Data entries
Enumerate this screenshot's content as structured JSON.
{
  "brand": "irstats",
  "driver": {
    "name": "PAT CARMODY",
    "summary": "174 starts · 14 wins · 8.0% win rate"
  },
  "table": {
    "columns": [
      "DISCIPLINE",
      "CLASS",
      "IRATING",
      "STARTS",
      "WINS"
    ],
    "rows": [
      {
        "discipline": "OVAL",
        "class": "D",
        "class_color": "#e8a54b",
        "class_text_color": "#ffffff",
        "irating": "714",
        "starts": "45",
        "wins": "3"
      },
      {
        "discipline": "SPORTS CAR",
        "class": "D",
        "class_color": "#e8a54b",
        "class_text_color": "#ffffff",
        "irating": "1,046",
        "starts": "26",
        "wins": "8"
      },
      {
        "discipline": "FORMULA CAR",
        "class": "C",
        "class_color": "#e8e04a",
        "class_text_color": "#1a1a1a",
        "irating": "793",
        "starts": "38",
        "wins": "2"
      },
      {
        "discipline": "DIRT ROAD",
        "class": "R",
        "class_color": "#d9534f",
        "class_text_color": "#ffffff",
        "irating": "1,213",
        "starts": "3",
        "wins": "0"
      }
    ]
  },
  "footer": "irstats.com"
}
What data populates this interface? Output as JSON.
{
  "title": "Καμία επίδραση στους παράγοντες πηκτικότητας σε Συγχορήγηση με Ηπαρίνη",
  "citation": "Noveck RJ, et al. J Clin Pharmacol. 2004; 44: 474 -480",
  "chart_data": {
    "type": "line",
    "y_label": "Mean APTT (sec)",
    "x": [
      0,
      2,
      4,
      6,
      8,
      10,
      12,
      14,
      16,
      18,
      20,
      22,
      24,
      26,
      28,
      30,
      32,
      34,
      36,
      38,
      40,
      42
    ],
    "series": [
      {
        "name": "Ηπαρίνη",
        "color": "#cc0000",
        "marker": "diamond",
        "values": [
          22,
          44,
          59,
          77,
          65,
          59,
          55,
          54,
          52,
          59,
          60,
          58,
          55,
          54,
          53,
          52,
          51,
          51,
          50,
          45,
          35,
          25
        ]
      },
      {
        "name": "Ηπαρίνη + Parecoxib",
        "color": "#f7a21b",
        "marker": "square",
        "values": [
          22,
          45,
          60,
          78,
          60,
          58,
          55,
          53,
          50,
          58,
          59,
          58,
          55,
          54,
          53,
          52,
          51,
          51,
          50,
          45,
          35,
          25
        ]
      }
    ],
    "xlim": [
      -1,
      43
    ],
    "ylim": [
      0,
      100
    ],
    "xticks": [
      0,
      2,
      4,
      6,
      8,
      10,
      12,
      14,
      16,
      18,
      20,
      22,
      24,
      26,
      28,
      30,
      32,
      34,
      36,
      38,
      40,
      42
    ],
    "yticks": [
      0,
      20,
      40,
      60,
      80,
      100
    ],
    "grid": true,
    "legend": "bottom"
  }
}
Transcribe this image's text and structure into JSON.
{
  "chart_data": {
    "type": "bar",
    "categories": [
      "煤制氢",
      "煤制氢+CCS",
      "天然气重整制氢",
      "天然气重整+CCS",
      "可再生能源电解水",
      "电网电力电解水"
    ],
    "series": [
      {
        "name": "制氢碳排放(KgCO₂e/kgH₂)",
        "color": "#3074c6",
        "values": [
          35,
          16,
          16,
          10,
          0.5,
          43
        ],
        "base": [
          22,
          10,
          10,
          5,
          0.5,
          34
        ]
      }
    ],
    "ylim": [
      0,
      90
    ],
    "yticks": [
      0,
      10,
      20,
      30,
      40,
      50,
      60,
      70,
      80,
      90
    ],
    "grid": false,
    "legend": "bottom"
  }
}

## TASK TO CARRY OUT
From the preceding material, extract every line exactly.

## THE REPLY
Enumerate this screenshot's content as structured JSON.
{
  "brand": "irstats",
  "driver": {
    "name": "PAT CARMODY",
    "summary": "174 starts · 14 wins · 8.0% win rate"
  },
  "table": {
    "columns": [
      "DISCIPLINE",
      "CLASS",
      "IRATING",
      "STARTS",
      "WINS"
    ],
    "rows": [
      {
        "discipline": "OVAL",
        "class": "D",
        "class_color": "#e8a54b",
        "class_text_color": "#ffffff",
        "irating": "714",
        "starts": "45",
        "wins": "3"
      },
      {
        "discipline": "SPORTS CAR",
        "class": "D",
        "class_color": "#e8a54b",
        "class_text_color": "#ffffff",
        "irating": "1,046",
        "starts": "26",
        "wins": "8"
      },
      {
        "discipline": "FORMULA CAR",
        "class": "C",
        "class_color": "#e8e04a",
        "class_text_color": "#1a1a1a",
        "irating": "793",
        "starts": "38",
        "wins": "2"
      },
      {
        "discipline": "DIRT ROAD",
        "class": "R",
        "class_color": "#d9534f",
        "class_text_color": "#ffffff",
        "irating": "1,213",
        "starts": "3",
        "wins": "0"
      }
    ]
  },
  "footer": "irstats.com"
}
What data populates this interface? Output as JSON.
{
  "title": "Καμία επίδραση στους παράγοντες πηκτικότητας σε Συγχορήγηση με Ηπαρίνη",
  "citation": "Noveck RJ, et al. J Clin Pharmacol. 2004; 44: 474 -480",
  "chart_data": {
    "type": "line",
    "y_label": "Mean APTT (sec)",
    "x": [
      0,
      2,
      4,
      6,
      8,
      10,
      12,
      14,
      16,
      18,
      20,
      22,
      24,
      26,
      28,
      30,
      32,
      34,
      36,
      38,
      40,
      42
    ],
    "series": [
      {
        "name": "Ηπαρίνη",
        "color": "#cc0000",
        "marker": "diamond",
        "values": [
          22,
          44,
          59,
          77,
          65,
          59,
          55,
          54,
          52,
          59,
          60,
          58,
          55,
          54,
          53,
          52,
          51,
          51,
          50,
          45,
          35,
          25
        ]
      },
      {
        "name": "Ηπαρίνη + Parecoxib",
        "color": "#f7a21b",
        "marker": "square",
        "values": [
          22,
          45,
          60,
          78,
          60,
          58,
          55,
          53,
          50,
          58,
          59,
          58,
          55,
          54,
          53,
          52,
          51,
          51,
          50,
          45,
          35,
          25
        ]
      }
    ],
    "xlim": [
      -1,
      43
    ],
    "ylim": [
      0,
      100
    ],
    "xticks": [
      0,
      2,
      4,
      6,
      8,
      10,
      12,
      14,
      16,
      18,
      20,
      22,
      24,
      26,
      28,
      30,
      32,
      34,
      36,
      38,
      40,
      42
    ],
    "yticks": [
      0,
      20,
      40,
      60,
      80,
      100
    ],
    "grid": true,
    "legend": "bottom"
  }
}
Transcribe this image's text and structure into JSON.
{
  "chart_data": {
    "type": "bar",
    "categories": [
      "煤制氢",
      "煤制氢+CCS",
      "天然气重整制氢",
      "天然气重整+CCS",
      "可再生能源电解水",
      "电网电力电解水"
    ],
    "series": [
      {
        "name": "制氢碳排放(KgCO₂e/kgH₂)",
        "color": "#3074c6",
        "values": [
          35,
          16,
          16,
          10,
          0.5,
          43
        ],
        "base": [
          22,
          10,
          10,
          5,
          0.5,
          34
        ]
      }
    ],
    "ylim": [
      0,
      90
    ],
    "yticks": [
      0,
      10,
      20,
      30,
      40,
      50,
      60,
      70,
      80,
      90
    ],
    "grid": false,
    "legend": "bottom"
  }
}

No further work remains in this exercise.